-- start of DATASET ROWS --

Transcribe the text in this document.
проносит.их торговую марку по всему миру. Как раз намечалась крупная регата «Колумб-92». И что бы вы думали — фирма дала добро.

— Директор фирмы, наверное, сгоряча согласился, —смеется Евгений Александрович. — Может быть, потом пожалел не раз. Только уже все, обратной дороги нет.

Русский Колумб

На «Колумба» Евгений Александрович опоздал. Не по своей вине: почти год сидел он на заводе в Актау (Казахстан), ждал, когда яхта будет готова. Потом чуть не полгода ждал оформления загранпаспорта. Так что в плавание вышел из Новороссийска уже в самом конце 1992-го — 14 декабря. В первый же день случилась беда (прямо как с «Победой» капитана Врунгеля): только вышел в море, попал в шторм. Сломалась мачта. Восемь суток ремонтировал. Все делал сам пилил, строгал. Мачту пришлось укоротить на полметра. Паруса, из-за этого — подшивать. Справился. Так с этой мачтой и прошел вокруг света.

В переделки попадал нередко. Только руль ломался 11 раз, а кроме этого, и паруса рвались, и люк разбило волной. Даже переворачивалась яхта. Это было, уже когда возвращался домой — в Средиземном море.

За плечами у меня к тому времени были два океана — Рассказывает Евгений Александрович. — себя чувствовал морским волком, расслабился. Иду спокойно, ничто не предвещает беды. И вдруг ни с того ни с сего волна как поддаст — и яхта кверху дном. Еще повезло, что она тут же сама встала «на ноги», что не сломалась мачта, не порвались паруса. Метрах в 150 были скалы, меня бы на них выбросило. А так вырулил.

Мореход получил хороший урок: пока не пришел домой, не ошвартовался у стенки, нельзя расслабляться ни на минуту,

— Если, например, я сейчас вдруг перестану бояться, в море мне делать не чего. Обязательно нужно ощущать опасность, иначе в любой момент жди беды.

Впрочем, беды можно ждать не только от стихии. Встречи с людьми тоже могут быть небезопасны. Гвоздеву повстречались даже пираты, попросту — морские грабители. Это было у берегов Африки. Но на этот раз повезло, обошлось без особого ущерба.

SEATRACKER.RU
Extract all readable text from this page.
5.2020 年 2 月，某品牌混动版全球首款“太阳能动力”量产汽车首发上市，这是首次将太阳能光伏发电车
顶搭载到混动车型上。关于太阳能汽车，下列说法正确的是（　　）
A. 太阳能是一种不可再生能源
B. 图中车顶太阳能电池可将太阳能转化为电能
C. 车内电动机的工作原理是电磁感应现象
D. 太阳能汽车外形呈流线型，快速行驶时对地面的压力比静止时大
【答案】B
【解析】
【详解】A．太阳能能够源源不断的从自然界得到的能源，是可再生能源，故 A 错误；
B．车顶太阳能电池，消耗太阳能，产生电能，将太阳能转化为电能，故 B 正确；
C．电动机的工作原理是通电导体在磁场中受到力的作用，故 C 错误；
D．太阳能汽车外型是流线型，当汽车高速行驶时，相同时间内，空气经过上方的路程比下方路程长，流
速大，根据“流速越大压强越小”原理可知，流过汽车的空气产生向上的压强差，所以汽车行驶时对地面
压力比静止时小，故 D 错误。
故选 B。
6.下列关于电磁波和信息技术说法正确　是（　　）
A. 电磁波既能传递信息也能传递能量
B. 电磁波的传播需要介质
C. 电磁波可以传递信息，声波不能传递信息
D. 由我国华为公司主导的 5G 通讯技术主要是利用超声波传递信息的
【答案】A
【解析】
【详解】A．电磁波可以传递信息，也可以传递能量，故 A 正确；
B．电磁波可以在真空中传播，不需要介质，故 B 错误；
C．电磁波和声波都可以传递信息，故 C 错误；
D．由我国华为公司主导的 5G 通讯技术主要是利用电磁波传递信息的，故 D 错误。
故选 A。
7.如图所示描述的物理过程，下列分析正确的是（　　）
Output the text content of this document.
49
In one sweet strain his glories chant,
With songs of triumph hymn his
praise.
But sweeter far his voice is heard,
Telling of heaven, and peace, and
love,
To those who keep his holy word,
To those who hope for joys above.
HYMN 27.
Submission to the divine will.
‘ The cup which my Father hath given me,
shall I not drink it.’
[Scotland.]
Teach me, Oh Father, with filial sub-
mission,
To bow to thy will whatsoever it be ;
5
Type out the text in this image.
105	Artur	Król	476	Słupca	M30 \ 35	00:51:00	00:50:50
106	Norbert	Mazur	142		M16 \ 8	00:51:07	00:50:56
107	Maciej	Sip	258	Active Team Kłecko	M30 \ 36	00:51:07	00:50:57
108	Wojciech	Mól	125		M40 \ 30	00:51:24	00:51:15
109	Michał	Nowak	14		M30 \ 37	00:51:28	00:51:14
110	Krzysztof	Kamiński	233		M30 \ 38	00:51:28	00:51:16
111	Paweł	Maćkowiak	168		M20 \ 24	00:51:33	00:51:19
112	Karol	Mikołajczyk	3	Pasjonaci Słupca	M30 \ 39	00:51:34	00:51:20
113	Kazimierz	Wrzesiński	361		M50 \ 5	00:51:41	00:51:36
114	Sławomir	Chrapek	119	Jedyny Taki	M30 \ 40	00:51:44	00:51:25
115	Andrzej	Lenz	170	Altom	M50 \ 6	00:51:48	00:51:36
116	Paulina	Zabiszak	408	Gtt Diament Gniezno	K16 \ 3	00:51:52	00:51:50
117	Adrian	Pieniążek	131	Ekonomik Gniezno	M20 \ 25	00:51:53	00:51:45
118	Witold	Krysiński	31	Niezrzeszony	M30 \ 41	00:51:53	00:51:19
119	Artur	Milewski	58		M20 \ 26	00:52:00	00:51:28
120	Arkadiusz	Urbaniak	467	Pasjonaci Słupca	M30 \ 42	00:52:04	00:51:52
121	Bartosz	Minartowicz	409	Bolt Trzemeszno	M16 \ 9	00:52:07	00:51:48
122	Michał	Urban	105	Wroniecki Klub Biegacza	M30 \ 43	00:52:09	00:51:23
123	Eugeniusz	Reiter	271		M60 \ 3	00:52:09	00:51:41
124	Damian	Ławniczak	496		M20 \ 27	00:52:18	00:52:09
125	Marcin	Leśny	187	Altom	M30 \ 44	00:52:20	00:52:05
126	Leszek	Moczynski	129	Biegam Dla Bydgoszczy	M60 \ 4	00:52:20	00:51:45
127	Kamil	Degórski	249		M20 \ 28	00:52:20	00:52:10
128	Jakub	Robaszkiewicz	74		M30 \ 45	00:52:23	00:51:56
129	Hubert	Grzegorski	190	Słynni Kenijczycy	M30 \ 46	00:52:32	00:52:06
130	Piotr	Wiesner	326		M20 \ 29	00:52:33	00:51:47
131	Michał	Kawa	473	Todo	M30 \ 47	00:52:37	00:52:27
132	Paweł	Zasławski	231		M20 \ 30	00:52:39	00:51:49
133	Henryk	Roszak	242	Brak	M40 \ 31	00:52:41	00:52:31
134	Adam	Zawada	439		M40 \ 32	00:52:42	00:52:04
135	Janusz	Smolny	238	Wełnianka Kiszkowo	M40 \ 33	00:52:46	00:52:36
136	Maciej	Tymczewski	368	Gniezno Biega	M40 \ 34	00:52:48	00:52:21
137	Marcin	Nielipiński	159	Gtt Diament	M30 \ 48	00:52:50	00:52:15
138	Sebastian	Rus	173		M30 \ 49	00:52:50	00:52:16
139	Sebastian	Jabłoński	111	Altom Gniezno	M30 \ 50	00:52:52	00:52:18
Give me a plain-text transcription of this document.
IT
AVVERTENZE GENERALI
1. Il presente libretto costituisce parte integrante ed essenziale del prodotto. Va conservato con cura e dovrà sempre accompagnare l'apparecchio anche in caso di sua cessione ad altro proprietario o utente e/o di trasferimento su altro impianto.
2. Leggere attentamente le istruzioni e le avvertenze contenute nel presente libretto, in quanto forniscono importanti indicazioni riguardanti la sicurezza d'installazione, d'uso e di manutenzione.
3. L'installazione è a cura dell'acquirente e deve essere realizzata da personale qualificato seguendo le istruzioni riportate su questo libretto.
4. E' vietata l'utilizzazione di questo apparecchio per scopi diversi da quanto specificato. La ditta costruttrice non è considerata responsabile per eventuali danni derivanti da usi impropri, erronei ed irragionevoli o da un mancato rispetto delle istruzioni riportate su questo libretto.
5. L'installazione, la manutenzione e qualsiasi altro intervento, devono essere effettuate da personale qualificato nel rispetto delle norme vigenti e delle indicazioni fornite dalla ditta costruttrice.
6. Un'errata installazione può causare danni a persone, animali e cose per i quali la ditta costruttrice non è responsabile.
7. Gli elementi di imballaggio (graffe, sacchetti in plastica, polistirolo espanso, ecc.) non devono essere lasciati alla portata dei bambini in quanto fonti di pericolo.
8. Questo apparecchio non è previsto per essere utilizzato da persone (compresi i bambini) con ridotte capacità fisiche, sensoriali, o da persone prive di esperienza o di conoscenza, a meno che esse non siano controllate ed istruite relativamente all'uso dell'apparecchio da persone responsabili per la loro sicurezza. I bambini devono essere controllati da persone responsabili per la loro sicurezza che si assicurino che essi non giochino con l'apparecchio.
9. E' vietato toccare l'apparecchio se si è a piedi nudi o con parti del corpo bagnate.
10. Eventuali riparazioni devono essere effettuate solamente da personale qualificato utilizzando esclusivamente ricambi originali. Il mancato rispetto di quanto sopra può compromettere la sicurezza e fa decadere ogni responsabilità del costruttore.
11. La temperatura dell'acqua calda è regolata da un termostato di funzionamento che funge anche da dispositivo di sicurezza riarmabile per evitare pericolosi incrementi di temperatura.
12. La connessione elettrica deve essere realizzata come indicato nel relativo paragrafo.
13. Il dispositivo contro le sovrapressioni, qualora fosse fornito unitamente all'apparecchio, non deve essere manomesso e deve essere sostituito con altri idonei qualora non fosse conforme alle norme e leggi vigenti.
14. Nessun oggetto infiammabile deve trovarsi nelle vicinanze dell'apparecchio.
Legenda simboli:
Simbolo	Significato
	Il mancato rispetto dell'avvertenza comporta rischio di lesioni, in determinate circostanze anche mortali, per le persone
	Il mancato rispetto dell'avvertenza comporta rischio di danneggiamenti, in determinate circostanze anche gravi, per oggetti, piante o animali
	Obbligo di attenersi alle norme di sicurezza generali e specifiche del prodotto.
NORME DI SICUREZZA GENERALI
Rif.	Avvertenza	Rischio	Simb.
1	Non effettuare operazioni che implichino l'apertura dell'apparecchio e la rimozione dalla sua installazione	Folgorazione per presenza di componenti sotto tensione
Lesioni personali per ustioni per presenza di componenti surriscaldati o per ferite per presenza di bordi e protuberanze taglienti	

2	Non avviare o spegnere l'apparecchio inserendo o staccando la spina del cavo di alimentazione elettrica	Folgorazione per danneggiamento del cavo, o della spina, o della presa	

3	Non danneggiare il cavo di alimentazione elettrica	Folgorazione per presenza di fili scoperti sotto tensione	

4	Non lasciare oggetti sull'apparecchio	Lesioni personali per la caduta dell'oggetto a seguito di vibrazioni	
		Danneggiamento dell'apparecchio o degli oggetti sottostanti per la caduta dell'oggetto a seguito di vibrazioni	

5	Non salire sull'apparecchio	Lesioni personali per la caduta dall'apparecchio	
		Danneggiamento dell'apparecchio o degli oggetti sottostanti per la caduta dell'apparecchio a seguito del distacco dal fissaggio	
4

-- end of DATASET ROWS --

Pick out every line above that holds the word "text" and copy it.

Transcribe the text in this document.
Extract all readable text from this page.
Output the text content of this document.
Type out the text in this image.
Give me a plain-text transcription of this document.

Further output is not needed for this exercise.